[Recorded data]
========================

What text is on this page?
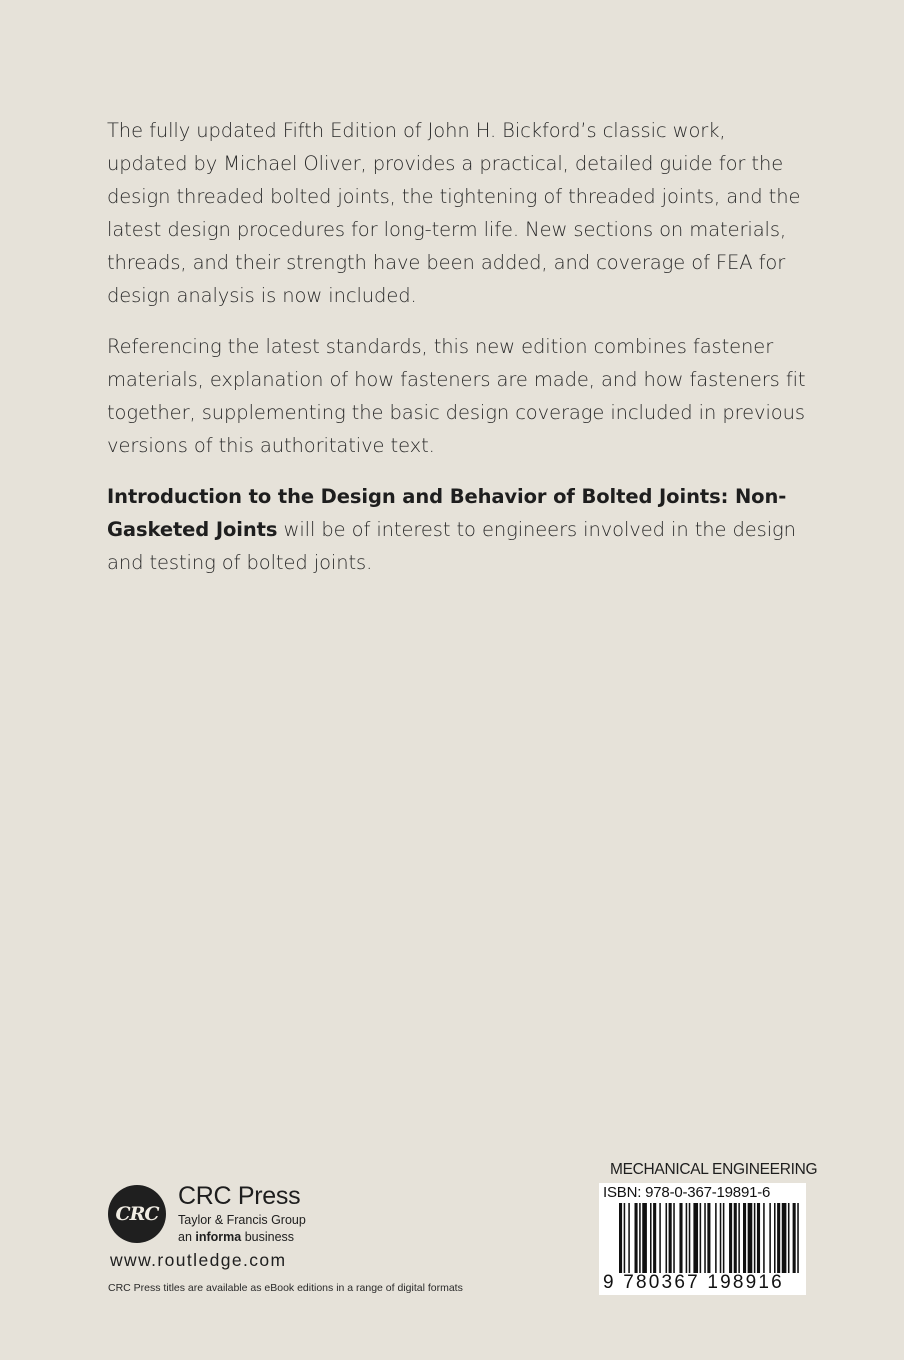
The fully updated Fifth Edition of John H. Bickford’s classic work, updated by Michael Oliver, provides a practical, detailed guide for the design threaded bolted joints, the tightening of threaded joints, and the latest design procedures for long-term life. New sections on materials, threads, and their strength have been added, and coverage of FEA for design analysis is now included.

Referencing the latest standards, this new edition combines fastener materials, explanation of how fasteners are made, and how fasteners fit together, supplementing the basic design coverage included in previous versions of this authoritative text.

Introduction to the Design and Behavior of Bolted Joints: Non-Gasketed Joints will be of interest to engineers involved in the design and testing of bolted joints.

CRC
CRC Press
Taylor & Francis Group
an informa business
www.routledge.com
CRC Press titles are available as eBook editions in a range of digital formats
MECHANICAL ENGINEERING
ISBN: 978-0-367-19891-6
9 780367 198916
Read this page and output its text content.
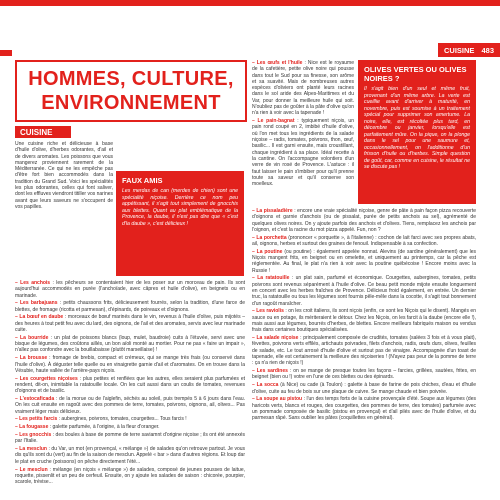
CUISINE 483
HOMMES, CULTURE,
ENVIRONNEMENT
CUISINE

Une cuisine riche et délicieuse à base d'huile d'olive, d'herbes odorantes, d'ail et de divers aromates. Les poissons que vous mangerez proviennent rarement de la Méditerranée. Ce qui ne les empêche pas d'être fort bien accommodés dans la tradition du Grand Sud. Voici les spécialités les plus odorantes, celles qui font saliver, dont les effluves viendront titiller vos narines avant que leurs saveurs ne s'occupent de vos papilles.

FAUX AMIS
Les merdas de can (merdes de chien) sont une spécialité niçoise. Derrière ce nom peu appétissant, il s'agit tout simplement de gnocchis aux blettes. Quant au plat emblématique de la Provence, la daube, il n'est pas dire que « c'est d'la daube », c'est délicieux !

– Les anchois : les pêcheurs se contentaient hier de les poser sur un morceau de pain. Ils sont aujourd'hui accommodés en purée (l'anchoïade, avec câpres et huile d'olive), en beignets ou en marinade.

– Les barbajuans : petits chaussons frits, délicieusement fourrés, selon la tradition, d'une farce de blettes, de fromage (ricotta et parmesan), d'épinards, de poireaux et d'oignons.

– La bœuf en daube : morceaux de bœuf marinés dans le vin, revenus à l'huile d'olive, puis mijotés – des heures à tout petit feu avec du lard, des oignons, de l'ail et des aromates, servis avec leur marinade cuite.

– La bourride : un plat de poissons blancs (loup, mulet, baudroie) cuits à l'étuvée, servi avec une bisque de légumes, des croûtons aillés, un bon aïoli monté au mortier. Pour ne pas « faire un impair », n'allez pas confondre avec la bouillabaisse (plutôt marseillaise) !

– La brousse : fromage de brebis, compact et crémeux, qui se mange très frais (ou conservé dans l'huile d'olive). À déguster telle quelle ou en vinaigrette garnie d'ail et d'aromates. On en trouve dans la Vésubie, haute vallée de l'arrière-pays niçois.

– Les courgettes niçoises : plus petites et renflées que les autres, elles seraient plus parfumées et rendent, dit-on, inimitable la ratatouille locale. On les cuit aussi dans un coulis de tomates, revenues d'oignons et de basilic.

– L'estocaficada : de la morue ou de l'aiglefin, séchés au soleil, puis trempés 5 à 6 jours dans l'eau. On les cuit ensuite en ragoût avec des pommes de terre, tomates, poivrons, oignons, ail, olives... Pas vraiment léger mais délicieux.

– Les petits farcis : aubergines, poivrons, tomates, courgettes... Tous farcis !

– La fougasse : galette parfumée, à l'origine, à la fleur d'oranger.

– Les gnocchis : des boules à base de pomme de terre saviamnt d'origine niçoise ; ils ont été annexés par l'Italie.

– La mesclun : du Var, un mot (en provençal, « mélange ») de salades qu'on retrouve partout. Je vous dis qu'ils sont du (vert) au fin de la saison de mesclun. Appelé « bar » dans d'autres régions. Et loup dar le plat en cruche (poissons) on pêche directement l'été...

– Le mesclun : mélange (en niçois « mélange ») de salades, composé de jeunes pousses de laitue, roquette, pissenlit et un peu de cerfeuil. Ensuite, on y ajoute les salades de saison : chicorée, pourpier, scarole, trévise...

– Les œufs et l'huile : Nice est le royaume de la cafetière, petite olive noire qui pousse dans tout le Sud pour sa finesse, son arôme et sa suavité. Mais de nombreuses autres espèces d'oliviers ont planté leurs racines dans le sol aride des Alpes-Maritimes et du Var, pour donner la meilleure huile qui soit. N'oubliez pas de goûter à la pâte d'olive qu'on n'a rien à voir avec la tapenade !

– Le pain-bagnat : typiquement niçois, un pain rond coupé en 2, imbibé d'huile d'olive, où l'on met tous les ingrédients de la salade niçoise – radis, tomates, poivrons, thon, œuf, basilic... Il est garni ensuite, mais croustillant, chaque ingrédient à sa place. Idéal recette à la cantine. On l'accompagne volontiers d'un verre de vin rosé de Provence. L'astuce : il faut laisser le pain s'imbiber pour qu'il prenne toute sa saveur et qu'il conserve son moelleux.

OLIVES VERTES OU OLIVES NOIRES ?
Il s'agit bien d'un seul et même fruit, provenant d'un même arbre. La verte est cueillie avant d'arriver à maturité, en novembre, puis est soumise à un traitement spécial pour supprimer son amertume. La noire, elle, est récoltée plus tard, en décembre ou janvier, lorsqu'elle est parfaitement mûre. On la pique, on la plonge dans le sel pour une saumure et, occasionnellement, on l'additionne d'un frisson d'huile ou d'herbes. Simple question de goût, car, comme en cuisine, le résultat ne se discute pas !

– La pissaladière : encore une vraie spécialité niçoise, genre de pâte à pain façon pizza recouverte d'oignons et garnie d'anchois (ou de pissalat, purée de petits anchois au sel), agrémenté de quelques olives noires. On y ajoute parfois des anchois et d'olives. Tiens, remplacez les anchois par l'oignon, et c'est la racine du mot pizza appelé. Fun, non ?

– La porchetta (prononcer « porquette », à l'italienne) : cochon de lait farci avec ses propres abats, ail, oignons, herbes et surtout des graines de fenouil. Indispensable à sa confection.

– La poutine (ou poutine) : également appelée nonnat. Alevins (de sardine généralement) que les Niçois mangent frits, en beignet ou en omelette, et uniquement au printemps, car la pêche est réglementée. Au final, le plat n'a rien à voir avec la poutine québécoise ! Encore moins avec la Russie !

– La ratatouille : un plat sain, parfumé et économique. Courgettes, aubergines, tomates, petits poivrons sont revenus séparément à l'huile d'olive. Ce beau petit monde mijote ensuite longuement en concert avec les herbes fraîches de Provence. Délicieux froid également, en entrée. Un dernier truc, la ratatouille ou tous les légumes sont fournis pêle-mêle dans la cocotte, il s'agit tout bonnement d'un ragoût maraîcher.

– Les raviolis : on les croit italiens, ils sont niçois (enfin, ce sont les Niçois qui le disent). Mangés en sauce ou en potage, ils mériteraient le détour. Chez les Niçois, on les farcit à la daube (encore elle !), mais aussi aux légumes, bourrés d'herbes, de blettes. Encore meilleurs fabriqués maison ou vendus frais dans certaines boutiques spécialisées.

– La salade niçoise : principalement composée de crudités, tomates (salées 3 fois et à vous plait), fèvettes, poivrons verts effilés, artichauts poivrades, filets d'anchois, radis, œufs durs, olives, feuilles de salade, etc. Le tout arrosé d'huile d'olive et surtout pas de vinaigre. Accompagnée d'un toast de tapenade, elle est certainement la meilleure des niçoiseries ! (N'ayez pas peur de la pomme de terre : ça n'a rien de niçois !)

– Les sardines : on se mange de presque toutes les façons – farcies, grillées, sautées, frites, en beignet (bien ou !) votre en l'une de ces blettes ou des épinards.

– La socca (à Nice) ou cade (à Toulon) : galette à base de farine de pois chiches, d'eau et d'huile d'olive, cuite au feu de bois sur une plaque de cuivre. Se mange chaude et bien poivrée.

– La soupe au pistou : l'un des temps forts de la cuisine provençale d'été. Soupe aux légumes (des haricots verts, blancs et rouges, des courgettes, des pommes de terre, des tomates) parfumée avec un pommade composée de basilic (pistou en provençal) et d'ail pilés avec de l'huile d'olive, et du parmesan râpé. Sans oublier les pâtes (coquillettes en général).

========================

## [Set task]
Find all the lines containing "gnocchis" in the material, then copy them.

## [Task solution]
Les merdas de can (merdes de chien) sont une spécialité niçoise. Derrière ce nom peu appétissant, il s'agit tout simplement de gnocchis aux blettes. Quant au plat emblématique de la Provence, la daube, il n'est pas dire que « c'est d'la daube », c'est délicieux !
– Les gnocchis : des boules à base de pomme de terre saviamnt d'origine niçoise ; ils ont été annexés par l'Italie.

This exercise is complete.